Data listing →
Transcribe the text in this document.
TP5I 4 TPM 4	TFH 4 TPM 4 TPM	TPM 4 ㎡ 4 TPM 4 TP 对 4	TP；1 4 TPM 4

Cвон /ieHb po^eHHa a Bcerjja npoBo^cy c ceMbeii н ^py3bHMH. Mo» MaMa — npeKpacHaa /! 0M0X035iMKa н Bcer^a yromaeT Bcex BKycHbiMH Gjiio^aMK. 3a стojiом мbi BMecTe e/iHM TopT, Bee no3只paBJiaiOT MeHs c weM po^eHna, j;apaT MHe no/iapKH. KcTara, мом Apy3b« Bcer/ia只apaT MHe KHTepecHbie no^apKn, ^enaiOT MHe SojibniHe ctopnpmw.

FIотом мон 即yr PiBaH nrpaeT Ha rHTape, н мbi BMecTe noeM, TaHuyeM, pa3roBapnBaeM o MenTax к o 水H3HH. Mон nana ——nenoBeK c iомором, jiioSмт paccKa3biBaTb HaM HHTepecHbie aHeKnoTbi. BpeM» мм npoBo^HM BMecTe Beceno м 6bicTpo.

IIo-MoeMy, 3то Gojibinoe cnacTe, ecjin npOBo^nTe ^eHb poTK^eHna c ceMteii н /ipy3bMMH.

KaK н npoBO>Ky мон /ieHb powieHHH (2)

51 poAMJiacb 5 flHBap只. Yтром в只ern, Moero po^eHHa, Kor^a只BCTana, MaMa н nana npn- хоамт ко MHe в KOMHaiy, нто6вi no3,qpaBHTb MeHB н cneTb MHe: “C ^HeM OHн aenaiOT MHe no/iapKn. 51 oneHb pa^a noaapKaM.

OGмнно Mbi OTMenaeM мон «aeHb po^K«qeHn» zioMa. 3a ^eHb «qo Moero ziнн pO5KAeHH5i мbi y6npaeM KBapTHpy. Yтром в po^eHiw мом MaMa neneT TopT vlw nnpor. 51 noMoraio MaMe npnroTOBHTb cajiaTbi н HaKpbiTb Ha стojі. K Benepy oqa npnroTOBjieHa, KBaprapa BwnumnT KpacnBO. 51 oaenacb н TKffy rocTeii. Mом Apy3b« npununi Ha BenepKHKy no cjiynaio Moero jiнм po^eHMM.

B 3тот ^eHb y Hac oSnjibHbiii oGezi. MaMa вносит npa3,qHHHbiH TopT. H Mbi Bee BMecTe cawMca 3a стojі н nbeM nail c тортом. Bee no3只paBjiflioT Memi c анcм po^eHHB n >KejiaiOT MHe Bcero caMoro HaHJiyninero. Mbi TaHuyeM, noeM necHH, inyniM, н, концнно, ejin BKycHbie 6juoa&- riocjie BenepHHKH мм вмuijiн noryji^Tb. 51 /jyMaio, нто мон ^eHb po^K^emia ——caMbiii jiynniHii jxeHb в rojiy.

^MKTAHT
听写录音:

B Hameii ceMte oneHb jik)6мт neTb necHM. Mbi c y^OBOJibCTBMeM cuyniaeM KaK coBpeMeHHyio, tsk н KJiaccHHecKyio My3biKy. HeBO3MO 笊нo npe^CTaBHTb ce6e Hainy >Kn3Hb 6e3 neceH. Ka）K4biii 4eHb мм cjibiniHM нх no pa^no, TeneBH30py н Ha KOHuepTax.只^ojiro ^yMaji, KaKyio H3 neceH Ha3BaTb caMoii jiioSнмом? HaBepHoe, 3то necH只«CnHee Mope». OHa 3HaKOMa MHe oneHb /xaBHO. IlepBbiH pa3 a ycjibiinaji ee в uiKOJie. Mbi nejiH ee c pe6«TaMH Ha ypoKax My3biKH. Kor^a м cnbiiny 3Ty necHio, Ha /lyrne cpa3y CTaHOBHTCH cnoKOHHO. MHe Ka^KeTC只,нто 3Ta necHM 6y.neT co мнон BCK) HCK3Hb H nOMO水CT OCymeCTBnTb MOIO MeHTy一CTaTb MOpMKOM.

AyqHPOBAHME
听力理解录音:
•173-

JOB →
Reproduce all data above, unchanged.

FULL SOLUTION →
Transcribe the text in this document.
TP5I 4 TPM 4	TFH 4 TPM 4 TPM	TPM 4 ㎡ 4 TPM 4 TP 对 4	TP；1 4 TPM 4

Cвон /ieHb po^eHHa a Bcerjja npoBo^cy c ceMbeii н ^py3bHMH. Mo» MaMa — npeKpacHaa /! 0M0X035iMKa н Bcer^a yromaeT Bcex BKycHbiMH Gjiio^aMK. 3a стojiом мbi BMecTe e/iHM TopT, Bee no3只paBJiaiOT MeHs c weM po^eHna, j;apaT MHe no/iapKH. KcTara, мом Apy3b« Bcer/ia只apaT MHe KHTepecHbie no^apKn, ^enaiOT MHe SojibniHe ctopnpmw.

FIотом мон 即yr PiBaH nrpaeT Ha rHTape, н мbi BMecTe noeM, TaHuyeM, pa3roBapnBaeM o MenTax к o 水H3HH. Mон nana ——nenoBeK c iомором, jiioSмт paccKa3biBaTb HaM HHTepecHbie aHeKnoTbi. BpeM» мм npoBo^HM BMecTe Beceno м 6bicTpo.

IIo-MoeMy, 3то Gojibinoe cnacTe, ecjin npOBo^nTe ^eHb poTK^eHna c ceMteii н /ipy3bMMH.

KaK н npoBO>Ky мон /ieHb powieHHH (2)

51 poAMJiacb 5 flHBap只. Yтром в只ern, Moero po^eHHa, Kor^a只BCTana, MaMa н nana npn- хоамт ко MHe в KOMHaiy, нто6вi no3,qpaBHTb MeHB н cneTb MHe: “C ^HeM OHн aenaiOT MHe no/iapKn. 51 oneHb pa^a noaapKaM.

OGмнно Mbi OTMenaeM мон «aeHb po^K«qeHn» zioMa. 3a ^eHb «qo Moero ziнн pO5KAeHH5i мbi y6npaeM KBapTHpy. Yтром в po^eHiw мом MaMa neneT TopT vlw nnpor. 51 noMoraio MaMe npnroTOBHTb cajiaTbi н HaKpbiTb Ha стojі. K Benepy oqa npnroTOBjieHa, KBaprapa BwnumnT KpacnBO. 51 oaenacb н TKffy rocTeii. Mом Apy3b« npununi Ha BenepKHKy no cjiynaio Moero jiнм po^eHMM.

B 3тот ^eHb y Hac oSnjibHbiii oGezi. MaMa вносит npa3,qHHHbiH TopT. H Mbi Bee BMecTe cawMca 3a стojі н nbeM nail c тортом. Bee no3只paBjiflioT Memi c анcм po^eHHB n >KejiaiOT MHe Bcero caMoro HaHJiyninero. Mbi TaHuyeM, noeM necHH, inyniM, н, концнно, ejin BKycHbie 6juoa&- riocjie BenepHHKH мм вмuijiн noryji^Tb. 51 /jyMaio, нто мон ^eHb po^K^emia ——caMbiii jiynniHii jxeHb в rojiy.

^MKTAHT
听写录音:

B Hameii ceMte oneHb jik)6мт neTb necHM. Mbi c y^OBOJibCTBMeM cuyniaeM KaK coBpeMeHHyio, tsk н KJiaccHHecKyio My3biKy. HeBO3MO 笊нo npe^CTaBHTb ce6e Hainy >Kn3Hb 6e3 neceH. Ka）K4biii 4eHb мм cjibiniHM нх no pa^no, TeneBH30py н Ha KOHuepTax.只^ojiro ^yMaji, KaKyio H3 neceH Ha3BaTb caMoii jiioSнмом? HaBepHoe, 3то necH只«CnHee Mope». OHa 3HaKOMa MHe oneHb /xaBHO. IlepBbiH pa3 a ycjibiinaji ee в uiKOJie. Mbi nejiH ee c pe6«TaMH Ha ypoKax My3biKH. Kor^a м cnbiiny 3Ty necHio, Ha /lyrne cpa3y CTaHOBHTCH cnoKOHHO. MHe Ka^KeTC只,нто 3Ta necHM 6y.neT co мнон BCK) HCK3Hb H nOMO水CT OCymeCTBnTb MOIO MeHTy一CTaTb MOpMKOM.

AyqHPOBAHME
听力理解录音:
•173-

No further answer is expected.